** Start Material supplied **
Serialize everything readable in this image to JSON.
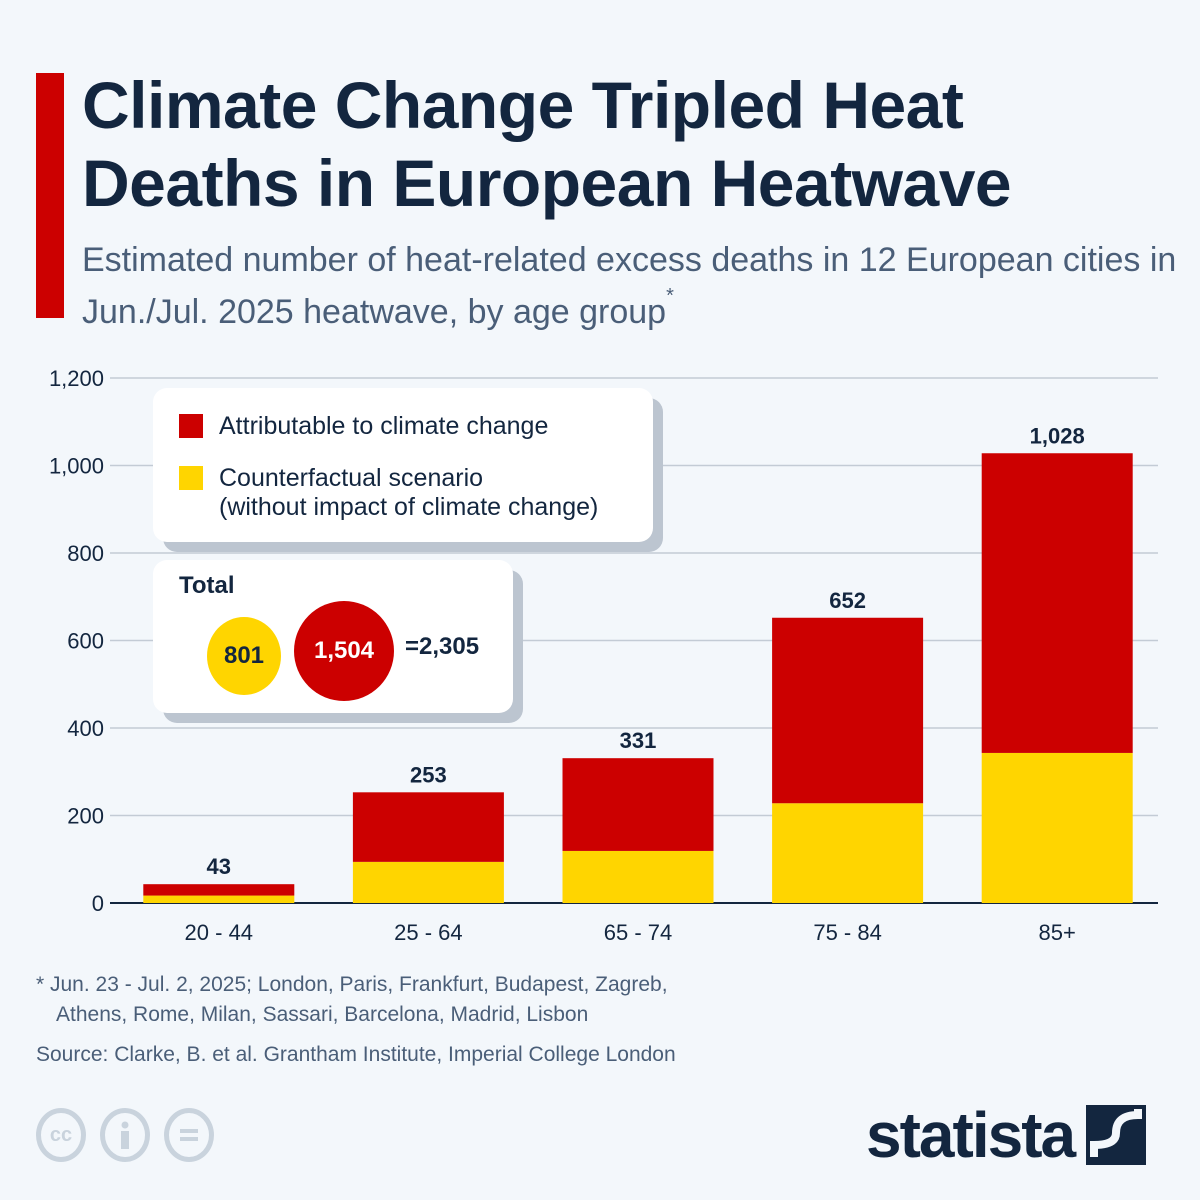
{
  "header": {
    "title": "Climate Change Tripled Heat Deaths in European Heatwave",
    "subtitle": "Estimated number of heat-related excess deaths in 12 European cities in Jun./Jul. 2025 heatwave, by age group",
    "subtitle_marker": "*",
    "accent_color": "#cc0000"
  },
  "legend": {
    "items": [
      {
        "label": "Attributable to climate change",
        "color": "#cc0000"
      },
      {
        "label": "Counterfactual scenario",
        "label_line2": "(without impact of climate change)",
        "color": "#ffd500"
      }
    ]
  },
  "totals": {
    "label": "Total",
    "counterfactual": "801",
    "climate": "1,504",
    "sum": "=2,305"
  },
  "chart_data": {
    "type": "bar",
    "stacked": true,
    "title": "Climate Change Tripled Heat Deaths in European Heatwave",
    "xlabel": "",
    "ylabel": "",
    "categories": [
      "20-44",
      "25-64",
      "65-74",
      "75-84",
      "85+"
    ],
    "series": [
      {
        "name": "Counterfactual scenario (without impact of climate change)",
        "color": "#ffd500",
        "values": [
          17,
          94,
          119,
          228,
          343
        ]
      },
      {
        "name": "Attributable to climate change",
        "color": "#cc0000",
        "values": [
          26,
          159,
          212,
          424,
          685
        ]
      }
    ],
    "totals": [
      43,
      253,
      331,
      652,
      1028
    ],
    "total_labels": [
      "43",
      "253",
      "331",
      "652",
      "1,028"
    ],
    "ylim": [
      0,
      1200
    ],
    "yticks": [
      0,
      200,
      400,
      600,
      800,
      1000,
      1200
    ],
    "ytick_labels": [
      "0",
      "200",
      "400",
      "600",
      "800",
      "1,000",
      "1,200"
    ],
    "grid": true,
    "legend_position": "top-left"
  },
  "footer": {
    "footnote_line1": "* Jun. 23 - Jul. 2, 2025; London, Paris, Frankfurt, Budapest, Zagreb,",
    "footnote_line2": "Athens, Rome, Milan, Sassari, Barcelona, Madrid, Lisbon",
    "source": "Source: Clarke, B. et al. Grantham Institute, Imperial College London",
    "license_icons": [
      "cc-icon",
      "attribution-icon",
      "no-derivatives-icon"
    ],
    "cc_text": "cc",
    "logo_text": "statista"
  }
}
** End Material supplied **
Prompt. All records must be output exactly as they are, except for the pictures, which are left out.

The solution.
Serialize everything readable in this image to JSON.
{
  "header": {
    "title": "Climate Change Tripled Heat Deaths in European Heatwave",
    "subtitle": "Estimated number of heat-related excess deaths in 12 European cities in Jun./Jul. 2025 heatwave, by age group",
    "subtitle_marker": "*",
    "accent_color": "#cc0000"
  },
  "legend": {
    "items": [
      {
        "label": "Attributable to climate change",
        "color": "#cc0000"
      },
      {
        "label": "Counterfactual scenario",
        "label_line2": "(without impact of climate change)",
        "color": "#ffd500"
      }
    ]
  },
  "totals": {
    "label": "Total",
    "counterfactual": "801",
    "climate": "1,504",
    "sum": "=2,305"
  },
  "chart_data": {
    "type": "bar",
    "stacked": true,
    "title": "Climate Change Tripled Heat Deaths in European Heatwave",
    "xlabel": "",
    "ylabel": "",
    "categories": [
      "20-44",
      "25-64",
      "65-74",
      "75-84",
      "85+"
    ],
    "series": [
      {
        "name": "Counterfactual scenario (without impact of climate change)",
        "color": "#ffd500",
        "values": [
          17,
          94,
          119,
          228,
          343
        ]
      },
      {
        "name": "Attributable to climate change",
        "color": "#cc0000",
        "values": [
          26,
          159,
          212,
          424,
          685
        ]
      }
    ],
    "totals": [
      43,
      253,
      331,
      652,
      1028
    ],
    "total_labels": [
      "43",
      "253",
      "331",
      "652",
      "1,028"
    ],
    "ylim": [
      0,
      1200
    ],
    "yticks": [
      0,
      200,
      400,
      600,
      800,
      1000,
      1200
    ],
    "ytick_labels": [
      "0",
      "200",
      "400",
      "600",
      "800",
      "1,000",
      "1,200"
    ],
    "grid": true,
    "legend_position": "top-left"
  },
  "footer": {
    "footnote_line1": "* Jun. 23 - Jul. 2, 2025; London, Paris, Frankfurt, Budapest, Zagreb,",
    "footnote_line2": "Athens, Rome, Milan, Sassari, Barcelona, Madrid, Lisbon",
    "source": "Source: Clarke, B. et al. Grantham Institute, Imperial College London",
    "license_icons": [
      "cc-icon",
      "attribution-icon",
      "no-derivatives-icon"
    ],
    "cc_text": "cc",
    "logo_text": "statista"
  }
}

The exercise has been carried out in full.